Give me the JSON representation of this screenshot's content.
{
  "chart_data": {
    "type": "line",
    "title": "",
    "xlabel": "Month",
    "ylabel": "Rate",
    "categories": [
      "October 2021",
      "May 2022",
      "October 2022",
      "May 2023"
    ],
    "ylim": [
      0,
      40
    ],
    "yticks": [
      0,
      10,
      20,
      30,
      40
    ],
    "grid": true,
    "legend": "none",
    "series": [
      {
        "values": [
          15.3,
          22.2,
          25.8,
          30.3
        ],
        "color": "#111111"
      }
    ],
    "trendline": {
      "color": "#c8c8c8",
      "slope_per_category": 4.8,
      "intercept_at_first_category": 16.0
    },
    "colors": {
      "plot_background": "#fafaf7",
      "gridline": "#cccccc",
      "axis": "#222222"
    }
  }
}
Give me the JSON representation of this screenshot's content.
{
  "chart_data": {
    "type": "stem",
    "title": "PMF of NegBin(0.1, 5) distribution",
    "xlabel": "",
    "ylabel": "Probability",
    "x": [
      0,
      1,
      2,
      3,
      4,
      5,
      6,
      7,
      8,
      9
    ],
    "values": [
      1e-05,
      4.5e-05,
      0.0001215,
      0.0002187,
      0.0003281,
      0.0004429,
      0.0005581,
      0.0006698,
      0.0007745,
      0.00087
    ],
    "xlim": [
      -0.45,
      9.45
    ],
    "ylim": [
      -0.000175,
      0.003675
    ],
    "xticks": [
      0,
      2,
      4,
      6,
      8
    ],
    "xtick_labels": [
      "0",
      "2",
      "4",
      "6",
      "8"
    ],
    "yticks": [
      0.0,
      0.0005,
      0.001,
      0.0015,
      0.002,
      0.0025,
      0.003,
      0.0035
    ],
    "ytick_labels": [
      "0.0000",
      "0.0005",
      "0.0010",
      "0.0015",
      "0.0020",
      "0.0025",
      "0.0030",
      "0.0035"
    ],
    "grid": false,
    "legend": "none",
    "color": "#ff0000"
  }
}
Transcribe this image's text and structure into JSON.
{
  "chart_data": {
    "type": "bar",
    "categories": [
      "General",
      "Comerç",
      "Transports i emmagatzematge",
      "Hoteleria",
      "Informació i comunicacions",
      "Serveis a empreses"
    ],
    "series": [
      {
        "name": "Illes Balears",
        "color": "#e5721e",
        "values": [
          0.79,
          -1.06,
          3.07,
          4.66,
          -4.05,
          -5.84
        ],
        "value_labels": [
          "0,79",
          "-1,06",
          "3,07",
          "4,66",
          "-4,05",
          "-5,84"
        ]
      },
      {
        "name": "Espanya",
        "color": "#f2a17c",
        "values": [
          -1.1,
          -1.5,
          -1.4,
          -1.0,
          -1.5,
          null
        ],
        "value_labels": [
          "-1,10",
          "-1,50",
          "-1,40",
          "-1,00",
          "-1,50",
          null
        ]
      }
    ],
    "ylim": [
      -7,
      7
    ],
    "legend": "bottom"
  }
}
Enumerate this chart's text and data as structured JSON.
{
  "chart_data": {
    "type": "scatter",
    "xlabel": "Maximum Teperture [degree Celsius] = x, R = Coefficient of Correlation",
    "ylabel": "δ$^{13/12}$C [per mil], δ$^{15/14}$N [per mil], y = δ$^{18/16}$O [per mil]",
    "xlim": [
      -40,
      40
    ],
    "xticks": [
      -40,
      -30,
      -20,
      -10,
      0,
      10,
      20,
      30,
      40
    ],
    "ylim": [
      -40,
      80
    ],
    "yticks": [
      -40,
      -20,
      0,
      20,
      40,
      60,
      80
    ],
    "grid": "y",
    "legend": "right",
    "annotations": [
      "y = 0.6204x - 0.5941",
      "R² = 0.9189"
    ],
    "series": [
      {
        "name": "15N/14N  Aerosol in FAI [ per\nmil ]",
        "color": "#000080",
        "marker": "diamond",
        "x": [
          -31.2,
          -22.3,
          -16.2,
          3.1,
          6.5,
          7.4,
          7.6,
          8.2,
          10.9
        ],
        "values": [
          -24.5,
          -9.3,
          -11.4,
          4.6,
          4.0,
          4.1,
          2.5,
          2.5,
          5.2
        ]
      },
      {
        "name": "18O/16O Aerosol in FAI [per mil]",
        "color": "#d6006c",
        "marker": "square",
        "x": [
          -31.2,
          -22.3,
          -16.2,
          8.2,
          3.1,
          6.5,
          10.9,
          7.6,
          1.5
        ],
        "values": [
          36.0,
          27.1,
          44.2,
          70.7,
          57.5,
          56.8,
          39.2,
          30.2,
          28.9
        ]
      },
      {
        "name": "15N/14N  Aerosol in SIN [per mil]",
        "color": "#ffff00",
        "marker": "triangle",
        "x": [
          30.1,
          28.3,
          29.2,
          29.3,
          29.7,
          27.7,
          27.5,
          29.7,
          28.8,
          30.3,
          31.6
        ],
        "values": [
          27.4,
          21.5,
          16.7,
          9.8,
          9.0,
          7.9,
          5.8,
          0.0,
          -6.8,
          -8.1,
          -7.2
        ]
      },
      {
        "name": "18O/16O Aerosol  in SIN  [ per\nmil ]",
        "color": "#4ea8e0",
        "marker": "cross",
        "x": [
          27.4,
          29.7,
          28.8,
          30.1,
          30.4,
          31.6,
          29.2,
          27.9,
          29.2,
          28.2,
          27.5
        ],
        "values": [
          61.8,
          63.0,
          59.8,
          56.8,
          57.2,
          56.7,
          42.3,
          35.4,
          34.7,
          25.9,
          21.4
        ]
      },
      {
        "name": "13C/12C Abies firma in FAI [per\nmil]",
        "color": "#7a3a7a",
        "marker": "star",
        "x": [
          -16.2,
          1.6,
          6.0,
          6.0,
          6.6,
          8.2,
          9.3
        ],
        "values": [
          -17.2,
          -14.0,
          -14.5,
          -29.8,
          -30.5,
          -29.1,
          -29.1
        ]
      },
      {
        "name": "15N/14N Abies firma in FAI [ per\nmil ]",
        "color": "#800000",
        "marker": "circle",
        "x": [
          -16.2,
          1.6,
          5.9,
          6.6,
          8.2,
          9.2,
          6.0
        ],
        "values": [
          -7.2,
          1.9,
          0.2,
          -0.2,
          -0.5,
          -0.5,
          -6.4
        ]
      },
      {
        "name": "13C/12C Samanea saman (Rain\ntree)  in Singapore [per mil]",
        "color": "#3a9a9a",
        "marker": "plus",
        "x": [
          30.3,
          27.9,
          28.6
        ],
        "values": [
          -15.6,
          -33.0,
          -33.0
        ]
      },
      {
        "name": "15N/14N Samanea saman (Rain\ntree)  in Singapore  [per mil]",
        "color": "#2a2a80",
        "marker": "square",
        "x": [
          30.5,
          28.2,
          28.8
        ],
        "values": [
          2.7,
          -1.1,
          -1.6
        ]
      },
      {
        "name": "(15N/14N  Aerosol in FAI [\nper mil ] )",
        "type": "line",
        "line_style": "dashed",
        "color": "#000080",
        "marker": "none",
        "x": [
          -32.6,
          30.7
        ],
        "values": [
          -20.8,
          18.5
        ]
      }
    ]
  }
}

PROBLEM DESCRIPTION
Reproduce every line from the entries that holds the word "nmil".

FINAL RESULT
        "name": "15N/14N  Aerosol in FAI [ per\nmil ]",
        "name": "18O/16O Aerosol  in SIN  [ per\nmil ]",
        "name": "13C/12C Abies firma in FAI [per\nmil]",
        "name": "15N/14N Abies firma in FAI [ per\nmil ]",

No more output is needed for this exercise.